◆ DIRECTIONS ◆
Output all of the entries exactly as written.

◆ PROVIDED ENTRIES ◆
>>>

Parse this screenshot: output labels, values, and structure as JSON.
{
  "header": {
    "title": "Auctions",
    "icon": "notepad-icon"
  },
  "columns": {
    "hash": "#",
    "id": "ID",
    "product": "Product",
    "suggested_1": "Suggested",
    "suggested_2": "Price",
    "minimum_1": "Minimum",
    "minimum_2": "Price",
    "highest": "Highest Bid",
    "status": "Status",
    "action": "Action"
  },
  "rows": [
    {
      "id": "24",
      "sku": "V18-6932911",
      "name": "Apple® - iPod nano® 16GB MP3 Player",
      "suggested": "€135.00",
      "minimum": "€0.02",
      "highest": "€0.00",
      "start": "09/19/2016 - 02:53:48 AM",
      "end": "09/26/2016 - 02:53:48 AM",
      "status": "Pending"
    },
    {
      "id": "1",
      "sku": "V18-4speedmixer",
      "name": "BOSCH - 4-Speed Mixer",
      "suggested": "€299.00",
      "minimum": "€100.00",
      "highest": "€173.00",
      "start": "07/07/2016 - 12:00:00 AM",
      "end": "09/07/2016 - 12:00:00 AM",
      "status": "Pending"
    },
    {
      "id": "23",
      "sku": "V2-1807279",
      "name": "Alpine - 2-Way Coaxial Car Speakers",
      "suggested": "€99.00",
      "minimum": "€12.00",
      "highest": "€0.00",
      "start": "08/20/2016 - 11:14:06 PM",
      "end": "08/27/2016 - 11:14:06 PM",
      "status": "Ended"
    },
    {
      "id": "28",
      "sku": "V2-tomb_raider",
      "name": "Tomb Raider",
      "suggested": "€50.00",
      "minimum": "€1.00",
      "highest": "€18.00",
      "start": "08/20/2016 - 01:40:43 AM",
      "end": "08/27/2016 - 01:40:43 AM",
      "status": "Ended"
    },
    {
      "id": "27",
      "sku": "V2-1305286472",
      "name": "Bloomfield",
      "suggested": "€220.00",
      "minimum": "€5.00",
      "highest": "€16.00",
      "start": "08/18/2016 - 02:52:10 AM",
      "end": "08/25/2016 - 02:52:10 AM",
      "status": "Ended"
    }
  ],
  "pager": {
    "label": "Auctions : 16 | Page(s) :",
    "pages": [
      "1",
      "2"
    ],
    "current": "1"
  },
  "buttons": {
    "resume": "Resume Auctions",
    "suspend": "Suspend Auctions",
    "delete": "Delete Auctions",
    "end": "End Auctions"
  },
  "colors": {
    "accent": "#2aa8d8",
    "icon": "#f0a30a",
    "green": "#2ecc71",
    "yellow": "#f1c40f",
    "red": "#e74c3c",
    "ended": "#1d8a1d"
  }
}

<<<

◆ WRITTEN RESPONSE ◆
Parse this screenshot: output labels, values, and structure as JSON.
{
  "header": {
    "title": "Auctions",
    "icon": "notepad-icon"
  },
  "columns": {
    "hash": "#",
    "id": "ID",
    "product": "Product",
    "suggested_1": "Suggested",
    "suggested_2": "Price",
    "minimum_1": "Minimum",
    "minimum_2": "Price",
    "highest": "Highest Bid",
    "status": "Status",
    "action": "Action"
  },
  "rows": [
    {
      "id": "24",
      "sku": "V18-6932911",
      "name": "Apple® - iPod nano® 16GB MP3 Player",
      "suggested": "€135.00",
      "minimum": "€0.02",
      "highest": "€0.00",
      "start": "09/19/2016 - 02:53:48 AM",
      "end": "09/26/2016 - 02:53:48 AM",
      "status": "Pending"
    },
    {
      "id": "1",
      "sku": "V18-4speedmixer",
      "name": "BOSCH - 4-Speed Mixer",
      "suggested": "€299.00",
      "minimum": "€100.00",
      "highest": "€173.00",
      "start": "07/07/2016 - 12:00:00 AM",
      "end": "09/07/2016 - 12:00:00 AM",
      "status": "Pending"
    },
    {
      "id": "23",
      "sku": "V2-1807279",
      "name": "Alpine - 2-Way Coaxial Car Speakers",
      "suggested": "€99.00",
      "minimum": "€12.00",
      "highest": "€0.00",
      "start": "08/20/2016 - 11:14:06 PM",
      "end": "08/27/2016 - 11:14:06 PM",
      "status": "Ended"
    },
    {
      "id": "28",
      "sku": "V2-tomb_raider",
      "name": "Tomb Raider",
      "suggested": "€50.00",
      "minimum": "€1.00",
      "highest": "€18.00",
      "start": "08/20/2016 - 01:40:43 AM",
      "end": "08/27/2016 - 01:40:43 AM",
      "status": "Ended"
    },
    {
      "id": "27",
      "sku": "V2-1305286472",
      "name": "Bloomfield",
      "suggested": "€220.00",
      "minimum": "€5.00",
      "highest": "€16.00",
      "start": "08/18/2016 - 02:52:10 AM",
      "end": "08/25/2016 - 02:52:10 AM",
      "status": "Ended"
    }
  ],
  "pager": {
    "label": "Auctions : 16 | Page(s) :",
    "pages": [
      "1",
      "2"
    ],
    "current": "1"
  },
  "buttons": {
    "resume": "Resume Auctions",
    "suspend": "Suspend Auctions",
    "delete": "Delete Auctions",
    "end": "End Auctions"
  },
  "colors": {
    "accent": "#2aa8d8",
    "icon": "#f0a30a",
    "green": "#2ecc71",
    "yellow": "#f1c40f",
    "red": "#e74c3c",
    "ended": "#1d8a1d"
  }
}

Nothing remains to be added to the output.